### Document passage
****
Submitting Proposals, and the Final Drafts

I’ve finished my fourth draft. It’s a masterpiece (I think). Now what? Well, I had looked a little into this after the third draft. First off, no publisher will take unsolicited submissions. So I found a list of literary agents who Thomas Nelson (the biggest Christian publisher) deal with, and found that almost none of them will take unsolicited submissions either. I revisited this list shortly before I finished my fourth draft and chose three agents who looked like a good fit, and if those didn’t work out, there was a promising service that hooked you up with agents who work with Baker Publishing (the other of the big two Christian publishers), and these agents were actually looking for new clients.

Within a couple hours of finishing my fourth draft, I sent in a query letter to one of the three literary agents. This was, of course, a bad idea, but I was excited and got carried away. This guy had some good gimmicks and I felt like it was meant to be, but in retrospect he didn’t even work in my genre. He only took submissions for a few months out of the year, and if you didn’t hear back from him in 14 days, you weren’t going to hear anything from him. Apparently he gets so many of these query letters that he or his intern don’t have time to click reply to your email, paste ‘Sorry, not interested,’ and then click send. In fairness to him, he may feel that a rejection should come with a reason, and he doesn’t want to take the time to do that. I did buy his book about how not to get your query letter rejected, so it’s a pretty good scam on his part.

After 14 days were up, I saw that the other agents on my list didn’t want a query letter, which is one page, but wanted a full proposal, which includes what you would put on the jacket cover of the book, a brief bio, manuscript history, head shot, your marketing analysis and strategy, social media presence, personal connections, three page summary of the book, and finally the first three chapters of the book. I sent my proposal to the next one, and he came back in only a couple of days and told me he wasn’t interested in taking on new authors as he had just had a bad experience with one. I appreciated his promptness so I could move onto the next agent. He also gave me some good advice about why he thought he couldn’t sell this to a publisher—namely, it was still too preachy. I agreed, and wrote draft five based on what he pointed out (and I knew deep down). I toned down the preachiness, and removed a chapter that wasn’t pertinent to the story and wrote a new one in its place.
****
Spatial annotation entries:

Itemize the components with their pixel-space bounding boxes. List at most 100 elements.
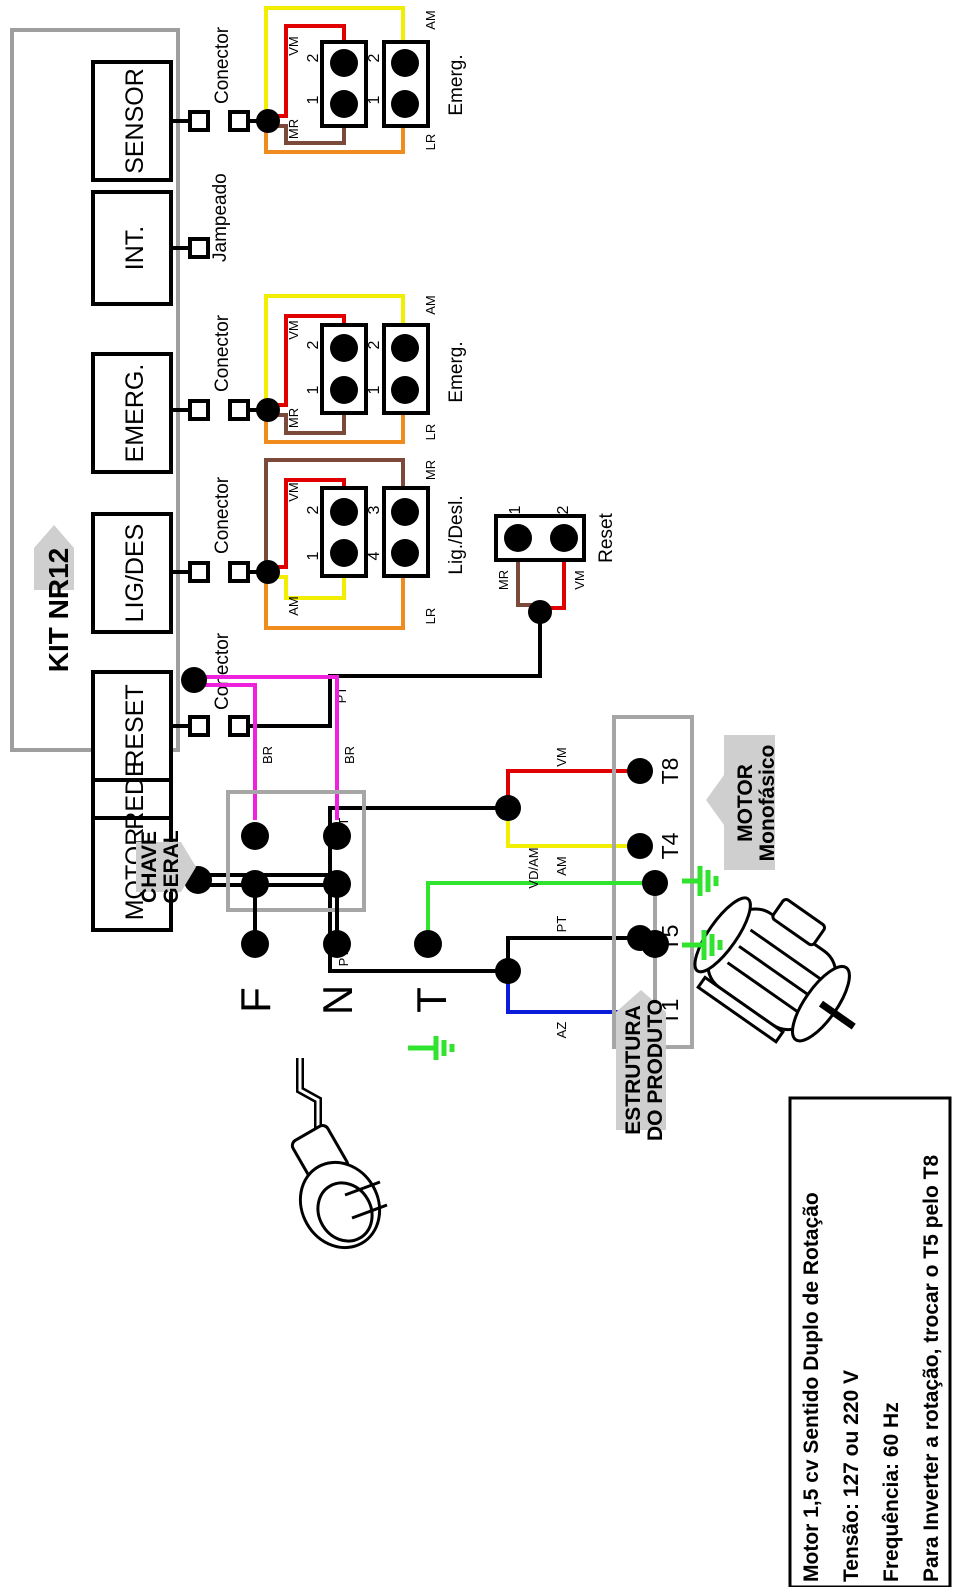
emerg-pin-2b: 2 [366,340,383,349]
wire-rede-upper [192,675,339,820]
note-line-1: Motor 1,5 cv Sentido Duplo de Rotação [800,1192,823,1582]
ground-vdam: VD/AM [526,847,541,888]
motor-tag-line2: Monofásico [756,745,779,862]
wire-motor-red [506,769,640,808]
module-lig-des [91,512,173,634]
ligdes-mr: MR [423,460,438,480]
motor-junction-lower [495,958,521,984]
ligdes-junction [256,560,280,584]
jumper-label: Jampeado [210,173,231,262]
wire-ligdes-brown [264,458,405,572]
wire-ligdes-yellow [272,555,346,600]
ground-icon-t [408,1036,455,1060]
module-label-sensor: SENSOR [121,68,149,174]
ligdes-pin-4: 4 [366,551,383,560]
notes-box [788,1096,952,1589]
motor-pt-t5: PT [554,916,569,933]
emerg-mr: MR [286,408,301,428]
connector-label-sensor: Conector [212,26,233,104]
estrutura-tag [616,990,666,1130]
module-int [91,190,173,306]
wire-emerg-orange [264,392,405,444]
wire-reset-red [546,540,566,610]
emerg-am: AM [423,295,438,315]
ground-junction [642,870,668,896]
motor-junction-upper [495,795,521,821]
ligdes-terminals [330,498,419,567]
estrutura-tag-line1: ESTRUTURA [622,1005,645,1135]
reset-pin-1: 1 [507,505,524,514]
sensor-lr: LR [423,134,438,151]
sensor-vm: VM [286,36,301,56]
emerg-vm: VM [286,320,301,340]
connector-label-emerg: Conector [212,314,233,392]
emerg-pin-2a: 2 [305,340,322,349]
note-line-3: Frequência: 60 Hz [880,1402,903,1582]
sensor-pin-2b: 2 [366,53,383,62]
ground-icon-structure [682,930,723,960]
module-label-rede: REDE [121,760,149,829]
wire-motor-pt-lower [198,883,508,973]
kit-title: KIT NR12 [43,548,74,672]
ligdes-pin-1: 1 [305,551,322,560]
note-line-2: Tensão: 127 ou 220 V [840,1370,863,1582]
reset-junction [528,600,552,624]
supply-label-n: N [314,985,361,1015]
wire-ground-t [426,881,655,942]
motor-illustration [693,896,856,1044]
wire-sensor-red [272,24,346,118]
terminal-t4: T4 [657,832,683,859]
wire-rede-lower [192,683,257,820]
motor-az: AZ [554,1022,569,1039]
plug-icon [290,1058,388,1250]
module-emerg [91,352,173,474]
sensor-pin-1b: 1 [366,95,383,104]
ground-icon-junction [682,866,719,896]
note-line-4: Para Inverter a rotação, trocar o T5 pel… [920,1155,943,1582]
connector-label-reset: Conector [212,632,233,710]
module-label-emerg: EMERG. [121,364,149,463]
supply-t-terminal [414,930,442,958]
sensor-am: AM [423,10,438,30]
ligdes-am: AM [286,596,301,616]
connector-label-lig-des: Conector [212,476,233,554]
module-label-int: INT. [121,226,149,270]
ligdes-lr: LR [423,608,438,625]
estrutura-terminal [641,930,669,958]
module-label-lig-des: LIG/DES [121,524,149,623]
****
### Tasks to carry out
**A.** For each statement about the post on submitting proposals, answer yes or no, and quote the words from the post that settle it: (i) the first literary agent contacted worked in the writer's genre; (ii) the second agent replied within a couple of days; (iii) a full proposal includes the first five chapters of the book.
**B.** Which publisher does the post on submitting proposals call the biggest Christian publisher?
The records aren't needed for any of this work.

### Correct answers
**A.**
(i) No: "in retrospect he didn’t even work in my genre."
(ii) Yes: "he came back in only a couple of days"
(iii) No: "and finally the first three chapters of the book."

**B.** Thomas Nelson.